[Data listing]
● ● ●

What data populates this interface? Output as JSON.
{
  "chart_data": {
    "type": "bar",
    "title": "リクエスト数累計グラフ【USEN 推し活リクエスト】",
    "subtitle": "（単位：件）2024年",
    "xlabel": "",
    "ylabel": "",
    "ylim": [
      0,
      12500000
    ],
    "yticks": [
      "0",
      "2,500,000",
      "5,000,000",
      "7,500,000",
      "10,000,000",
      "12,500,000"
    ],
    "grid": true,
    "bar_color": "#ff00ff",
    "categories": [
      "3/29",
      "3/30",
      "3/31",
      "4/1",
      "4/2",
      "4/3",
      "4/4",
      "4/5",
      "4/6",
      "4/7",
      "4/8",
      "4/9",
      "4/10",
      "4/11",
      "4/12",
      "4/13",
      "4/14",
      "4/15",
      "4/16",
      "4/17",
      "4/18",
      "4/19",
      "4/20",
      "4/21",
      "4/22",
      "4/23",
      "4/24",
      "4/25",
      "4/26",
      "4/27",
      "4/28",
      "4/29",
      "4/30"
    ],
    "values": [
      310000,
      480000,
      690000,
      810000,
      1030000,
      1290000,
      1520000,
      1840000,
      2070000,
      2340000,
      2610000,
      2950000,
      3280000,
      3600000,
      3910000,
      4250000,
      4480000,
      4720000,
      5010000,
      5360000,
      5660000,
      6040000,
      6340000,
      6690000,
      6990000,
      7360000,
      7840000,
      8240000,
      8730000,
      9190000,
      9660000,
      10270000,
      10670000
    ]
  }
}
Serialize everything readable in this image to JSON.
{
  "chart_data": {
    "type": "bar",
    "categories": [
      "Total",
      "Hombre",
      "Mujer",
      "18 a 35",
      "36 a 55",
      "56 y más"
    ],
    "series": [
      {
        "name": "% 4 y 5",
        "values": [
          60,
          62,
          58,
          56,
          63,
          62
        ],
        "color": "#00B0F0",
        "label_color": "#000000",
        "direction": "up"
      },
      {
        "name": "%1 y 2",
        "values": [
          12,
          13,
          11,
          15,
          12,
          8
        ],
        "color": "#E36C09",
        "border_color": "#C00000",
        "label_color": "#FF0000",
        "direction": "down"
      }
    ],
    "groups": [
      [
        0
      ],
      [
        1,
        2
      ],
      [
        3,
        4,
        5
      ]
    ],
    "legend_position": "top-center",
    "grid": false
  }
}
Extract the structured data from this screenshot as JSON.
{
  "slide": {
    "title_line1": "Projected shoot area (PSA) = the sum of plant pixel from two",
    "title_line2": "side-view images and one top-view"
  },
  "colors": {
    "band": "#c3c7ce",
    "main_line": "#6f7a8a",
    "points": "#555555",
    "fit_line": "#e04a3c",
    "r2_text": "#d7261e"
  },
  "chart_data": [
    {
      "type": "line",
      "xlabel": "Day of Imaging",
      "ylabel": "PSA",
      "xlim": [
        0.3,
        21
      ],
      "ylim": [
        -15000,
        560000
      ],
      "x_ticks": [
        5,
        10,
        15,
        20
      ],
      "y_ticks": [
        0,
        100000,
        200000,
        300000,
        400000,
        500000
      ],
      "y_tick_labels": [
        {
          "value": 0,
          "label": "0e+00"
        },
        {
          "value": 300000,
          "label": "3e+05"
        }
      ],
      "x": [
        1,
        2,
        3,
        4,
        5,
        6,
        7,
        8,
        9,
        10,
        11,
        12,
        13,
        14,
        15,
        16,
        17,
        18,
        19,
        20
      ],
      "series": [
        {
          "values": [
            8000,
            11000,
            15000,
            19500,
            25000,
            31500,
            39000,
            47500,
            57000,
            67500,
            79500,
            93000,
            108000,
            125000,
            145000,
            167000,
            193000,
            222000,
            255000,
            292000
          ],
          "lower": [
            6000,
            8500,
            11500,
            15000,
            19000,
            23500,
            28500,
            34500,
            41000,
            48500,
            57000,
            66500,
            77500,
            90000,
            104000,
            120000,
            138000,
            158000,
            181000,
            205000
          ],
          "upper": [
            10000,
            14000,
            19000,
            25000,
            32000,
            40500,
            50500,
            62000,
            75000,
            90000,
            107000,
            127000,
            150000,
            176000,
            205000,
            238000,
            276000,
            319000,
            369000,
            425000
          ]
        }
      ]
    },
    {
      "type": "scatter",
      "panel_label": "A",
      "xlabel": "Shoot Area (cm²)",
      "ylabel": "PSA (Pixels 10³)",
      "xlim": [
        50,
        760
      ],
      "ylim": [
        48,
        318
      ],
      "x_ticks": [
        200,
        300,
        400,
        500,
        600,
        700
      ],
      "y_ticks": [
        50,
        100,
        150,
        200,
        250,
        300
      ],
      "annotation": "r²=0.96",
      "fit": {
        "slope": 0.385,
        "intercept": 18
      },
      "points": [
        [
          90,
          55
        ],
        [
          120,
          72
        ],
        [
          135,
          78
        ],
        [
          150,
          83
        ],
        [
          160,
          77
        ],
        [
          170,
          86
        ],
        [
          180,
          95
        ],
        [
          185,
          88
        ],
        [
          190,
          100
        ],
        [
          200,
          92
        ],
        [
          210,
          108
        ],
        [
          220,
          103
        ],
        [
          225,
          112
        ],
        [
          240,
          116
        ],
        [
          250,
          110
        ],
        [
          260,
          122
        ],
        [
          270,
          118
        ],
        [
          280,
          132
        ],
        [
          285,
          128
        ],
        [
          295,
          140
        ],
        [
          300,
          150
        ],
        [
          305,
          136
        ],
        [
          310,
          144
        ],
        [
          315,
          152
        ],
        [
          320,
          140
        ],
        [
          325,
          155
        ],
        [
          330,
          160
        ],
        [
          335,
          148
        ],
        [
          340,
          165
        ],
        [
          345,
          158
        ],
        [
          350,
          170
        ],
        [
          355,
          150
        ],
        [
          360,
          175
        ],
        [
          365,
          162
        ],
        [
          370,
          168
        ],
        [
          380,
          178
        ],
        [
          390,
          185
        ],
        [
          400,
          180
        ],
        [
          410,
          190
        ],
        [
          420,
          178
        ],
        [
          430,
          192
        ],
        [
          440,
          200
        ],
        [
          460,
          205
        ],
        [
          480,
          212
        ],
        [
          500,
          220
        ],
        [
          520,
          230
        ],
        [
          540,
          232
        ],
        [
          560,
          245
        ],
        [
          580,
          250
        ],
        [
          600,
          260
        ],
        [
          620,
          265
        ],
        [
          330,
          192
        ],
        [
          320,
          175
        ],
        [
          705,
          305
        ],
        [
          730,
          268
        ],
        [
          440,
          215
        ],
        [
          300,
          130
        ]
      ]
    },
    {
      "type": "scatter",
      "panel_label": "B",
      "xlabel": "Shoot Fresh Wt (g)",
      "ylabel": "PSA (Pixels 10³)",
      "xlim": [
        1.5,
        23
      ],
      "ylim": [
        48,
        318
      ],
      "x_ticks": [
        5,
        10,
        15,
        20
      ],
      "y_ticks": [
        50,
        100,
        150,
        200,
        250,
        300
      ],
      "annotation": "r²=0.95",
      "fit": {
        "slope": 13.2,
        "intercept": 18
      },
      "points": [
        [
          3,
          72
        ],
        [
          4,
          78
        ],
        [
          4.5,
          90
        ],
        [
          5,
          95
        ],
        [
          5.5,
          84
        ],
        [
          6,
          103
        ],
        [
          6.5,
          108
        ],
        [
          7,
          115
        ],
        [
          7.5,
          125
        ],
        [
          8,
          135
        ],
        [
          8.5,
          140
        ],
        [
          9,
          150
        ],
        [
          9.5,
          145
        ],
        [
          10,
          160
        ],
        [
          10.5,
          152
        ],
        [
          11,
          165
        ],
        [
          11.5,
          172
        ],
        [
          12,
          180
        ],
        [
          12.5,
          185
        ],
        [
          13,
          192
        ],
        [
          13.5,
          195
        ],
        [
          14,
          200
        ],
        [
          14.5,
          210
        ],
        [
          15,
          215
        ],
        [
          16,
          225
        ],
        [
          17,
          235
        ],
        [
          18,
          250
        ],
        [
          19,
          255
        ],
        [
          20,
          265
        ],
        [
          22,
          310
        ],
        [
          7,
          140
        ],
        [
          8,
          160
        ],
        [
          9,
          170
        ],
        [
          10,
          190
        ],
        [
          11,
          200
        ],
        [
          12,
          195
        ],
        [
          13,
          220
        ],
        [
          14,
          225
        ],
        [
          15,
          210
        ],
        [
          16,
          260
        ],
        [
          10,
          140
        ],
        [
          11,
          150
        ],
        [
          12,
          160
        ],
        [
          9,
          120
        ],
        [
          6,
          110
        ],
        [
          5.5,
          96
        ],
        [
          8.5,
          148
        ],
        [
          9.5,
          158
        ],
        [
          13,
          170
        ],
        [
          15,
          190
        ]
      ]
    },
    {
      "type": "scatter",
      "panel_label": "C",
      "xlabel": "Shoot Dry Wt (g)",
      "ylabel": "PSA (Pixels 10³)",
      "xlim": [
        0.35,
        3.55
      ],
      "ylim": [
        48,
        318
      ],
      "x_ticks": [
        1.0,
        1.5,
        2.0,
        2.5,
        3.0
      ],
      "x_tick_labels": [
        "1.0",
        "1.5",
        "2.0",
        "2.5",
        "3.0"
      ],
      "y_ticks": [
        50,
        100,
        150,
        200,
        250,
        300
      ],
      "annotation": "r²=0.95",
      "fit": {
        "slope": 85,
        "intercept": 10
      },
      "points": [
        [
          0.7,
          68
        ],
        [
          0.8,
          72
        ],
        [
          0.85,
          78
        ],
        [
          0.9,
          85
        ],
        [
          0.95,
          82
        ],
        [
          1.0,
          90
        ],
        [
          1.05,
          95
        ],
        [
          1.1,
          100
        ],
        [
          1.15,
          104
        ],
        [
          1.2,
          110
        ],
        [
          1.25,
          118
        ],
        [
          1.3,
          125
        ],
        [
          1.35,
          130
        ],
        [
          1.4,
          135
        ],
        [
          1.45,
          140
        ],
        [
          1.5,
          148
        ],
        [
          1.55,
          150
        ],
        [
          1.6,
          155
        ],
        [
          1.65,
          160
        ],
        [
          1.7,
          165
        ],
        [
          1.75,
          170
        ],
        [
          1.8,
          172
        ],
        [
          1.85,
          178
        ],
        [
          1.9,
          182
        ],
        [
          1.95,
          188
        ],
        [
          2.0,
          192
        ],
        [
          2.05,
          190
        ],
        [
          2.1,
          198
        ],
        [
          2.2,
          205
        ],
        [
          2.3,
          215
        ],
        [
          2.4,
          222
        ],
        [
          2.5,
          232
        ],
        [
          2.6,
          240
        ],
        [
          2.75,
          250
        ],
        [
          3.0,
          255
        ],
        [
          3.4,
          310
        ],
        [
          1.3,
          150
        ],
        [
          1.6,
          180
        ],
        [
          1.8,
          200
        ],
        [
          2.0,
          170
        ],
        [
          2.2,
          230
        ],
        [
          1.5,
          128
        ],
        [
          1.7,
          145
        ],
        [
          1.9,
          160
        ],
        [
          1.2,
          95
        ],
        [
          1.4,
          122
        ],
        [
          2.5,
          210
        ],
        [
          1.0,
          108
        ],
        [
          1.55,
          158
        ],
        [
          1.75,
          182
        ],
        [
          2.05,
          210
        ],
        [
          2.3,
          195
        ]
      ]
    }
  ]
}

● ● ●

What this task involves.
Scan the listing above for the word "xlabel" and show each line where it is found.

The result.
    "xlabel": "",
      "xlabel": "Day of Imaging",
      "xlabel": "Shoot Area (cm²)",
      "xlabel": "Shoot Fresh Wt (g)",
      "xlabel": "Shoot Dry Wt (g)",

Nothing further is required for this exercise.